Exercise aim:
Each line below should be reproduced without any alteration.

#### Data in this exercise ####

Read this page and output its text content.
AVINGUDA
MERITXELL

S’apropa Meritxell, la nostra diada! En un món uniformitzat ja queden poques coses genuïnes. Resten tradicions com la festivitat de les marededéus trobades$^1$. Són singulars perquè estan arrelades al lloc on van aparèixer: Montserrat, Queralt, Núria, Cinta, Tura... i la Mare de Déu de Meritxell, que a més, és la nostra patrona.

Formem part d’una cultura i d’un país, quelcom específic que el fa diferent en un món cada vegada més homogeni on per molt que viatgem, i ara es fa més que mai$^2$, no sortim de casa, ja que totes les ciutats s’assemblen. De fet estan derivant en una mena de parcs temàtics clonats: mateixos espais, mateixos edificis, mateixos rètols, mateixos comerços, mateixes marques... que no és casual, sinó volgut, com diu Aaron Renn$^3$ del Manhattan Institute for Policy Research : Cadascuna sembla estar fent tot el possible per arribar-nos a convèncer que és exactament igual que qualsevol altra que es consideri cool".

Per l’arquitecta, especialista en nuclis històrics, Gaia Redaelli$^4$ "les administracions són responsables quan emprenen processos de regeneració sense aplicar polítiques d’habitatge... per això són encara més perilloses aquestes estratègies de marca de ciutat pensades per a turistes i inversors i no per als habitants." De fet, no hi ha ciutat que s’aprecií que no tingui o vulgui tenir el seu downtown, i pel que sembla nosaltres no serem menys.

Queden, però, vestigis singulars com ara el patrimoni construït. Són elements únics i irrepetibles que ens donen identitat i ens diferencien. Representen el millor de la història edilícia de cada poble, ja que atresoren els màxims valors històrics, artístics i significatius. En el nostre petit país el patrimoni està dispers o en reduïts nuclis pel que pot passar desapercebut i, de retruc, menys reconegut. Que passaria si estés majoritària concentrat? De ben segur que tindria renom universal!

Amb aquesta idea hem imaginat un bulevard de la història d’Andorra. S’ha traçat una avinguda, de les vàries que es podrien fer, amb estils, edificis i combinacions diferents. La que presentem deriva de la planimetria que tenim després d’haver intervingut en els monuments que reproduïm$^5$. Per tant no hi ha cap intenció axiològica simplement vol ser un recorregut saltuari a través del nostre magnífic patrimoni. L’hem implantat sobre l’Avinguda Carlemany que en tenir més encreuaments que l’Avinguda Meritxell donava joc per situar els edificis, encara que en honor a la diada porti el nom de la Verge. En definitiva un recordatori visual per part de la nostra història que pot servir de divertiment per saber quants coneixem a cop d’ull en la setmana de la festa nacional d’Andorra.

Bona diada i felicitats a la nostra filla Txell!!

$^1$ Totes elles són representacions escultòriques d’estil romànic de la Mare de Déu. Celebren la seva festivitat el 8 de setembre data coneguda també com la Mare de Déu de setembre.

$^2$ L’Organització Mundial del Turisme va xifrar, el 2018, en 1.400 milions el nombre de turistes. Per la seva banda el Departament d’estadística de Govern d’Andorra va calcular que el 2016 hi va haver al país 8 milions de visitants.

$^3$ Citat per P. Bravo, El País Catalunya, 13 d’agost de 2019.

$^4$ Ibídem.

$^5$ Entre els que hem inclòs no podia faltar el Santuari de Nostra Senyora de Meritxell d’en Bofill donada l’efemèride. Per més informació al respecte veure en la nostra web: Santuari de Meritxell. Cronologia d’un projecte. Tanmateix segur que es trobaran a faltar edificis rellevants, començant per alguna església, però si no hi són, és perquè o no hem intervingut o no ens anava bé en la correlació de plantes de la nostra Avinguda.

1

####

Worked answer:
Read this page and output its text content.
AVINGUDA
MERITXELL

S’apropa Meritxell, la nostra diada! En un món uniformitzat ja queden poques coses genuïnes. Resten tradicions com la festivitat de les marededéus trobades$^1$. Són singulars perquè estan arrelades al lloc on van aparèixer: Montserrat, Queralt, Núria, Cinta, Tura... i la Mare de Déu de Meritxell, que a més, és la nostra patrona.

Formem part d’una cultura i d’un país, quelcom específic que el fa diferent en un món cada vegada més homogeni on per molt que viatgem, i ara es fa més que mai$^2$, no sortim de casa, ja que totes les ciutats s’assemblen. De fet estan derivant en una mena de parcs temàtics clonats: mateixos espais, mateixos edificis, mateixos rètols, mateixos comerços, mateixes marques... que no és casual, sinó volgut, com diu Aaron Renn$^3$ del Manhattan Institute for Policy Research : Cadascuna sembla estar fent tot el possible per arribar-nos a convèncer que és exactament igual que qualsevol altra que es consideri cool".

Per l’arquitecta, especialista en nuclis històrics, Gaia Redaelli$^4$ "les administracions són responsables quan emprenen processos de regeneració sense aplicar polítiques d’habitatge... per això són encara més perilloses aquestes estratègies de marca de ciutat pensades per a turistes i inversors i no per als habitants." De fet, no hi ha ciutat que s’aprecií que no tingui o vulgui tenir el seu downtown, i pel que sembla nosaltres no serem menys.

Queden, però, vestigis singulars com ara el patrimoni construït. Són elements únics i irrepetibles que ens donen identitat i ens diferencien. Representen el millor de la història edilícia de cada poble, ja que atresoren els màxims valors històrics, artístics i significatius. En el nostre petit país el patrimoni està dispers o en reduïts nuclis pel que pot passar desapercebut i, de retruc, menys reconegut. Que passaria si estés majoritària concentrat? De ben segur que tindria renom universal!

Amb aquesta idea hem imaginat un bulevard de la història d’Andorra. S’ha traçat una avinguda, de les vàries que es podrien fer, amb estils, edificis i combinacions diferents. La que presentem deriva de la planimetria que tenim després d’haver intervingut en els monuments que reproduïm$^5$. Per tant no hi ha cap intenció axiològica simplement vol ser un recorregut saltuari a través del nostre magnífic patrimoni. L’hem implantat sobre l’Avinguda Carlemany que en tenir més encreuaments que l’Avinguda Meritxell donava joc per situar els edificis, encara que en honor a la diada porti el nom de la Verge. En definitiva un recordatori visual per part de la nostra història que pot servir de divertiment per saber quants coneixem a cop d’ull en la setmana de la festa nacional d’Andorra.

Bona diada i felicitats a la nostra filla Txell!!

$^1$ Totes elles són representacions escultòriques d’estil romànic de la Mare de Déu. Celebren la seva festivitat el 8 de setembre data coneguda també com la Mare de Déu de setembre.

$^2$ L’Organització Mundial del Turisme va xifrar, el 2018, en 1.400 milions el nombre de turistes. Per la seva banda el Departament d’estadística de Govern d’Andorra va calcular que el 2016 hi va haver al país 8 milions de visitants.

$^3$ Citat per P. Bravo, El País Catalunya, 13 d’agost de 2019.

$^4$ Ibídem.

$^5$ Entre els que hem inclòs no podia faltar el Santuari de Nostra Senyora de Meritxell d’en Bofill donada l’efemèride. Per més informació al respecte veure en la nostra web: Santuari de Meritxell. Cronologia d’un projecte. Tanmateix segur que es trobaran a faltar edificis rellevants, començant per alguna església, però si no hi són, és perquè o no hem intervingut o no ens anava bé en la correlació de plantes de la nostra Avinguda.

1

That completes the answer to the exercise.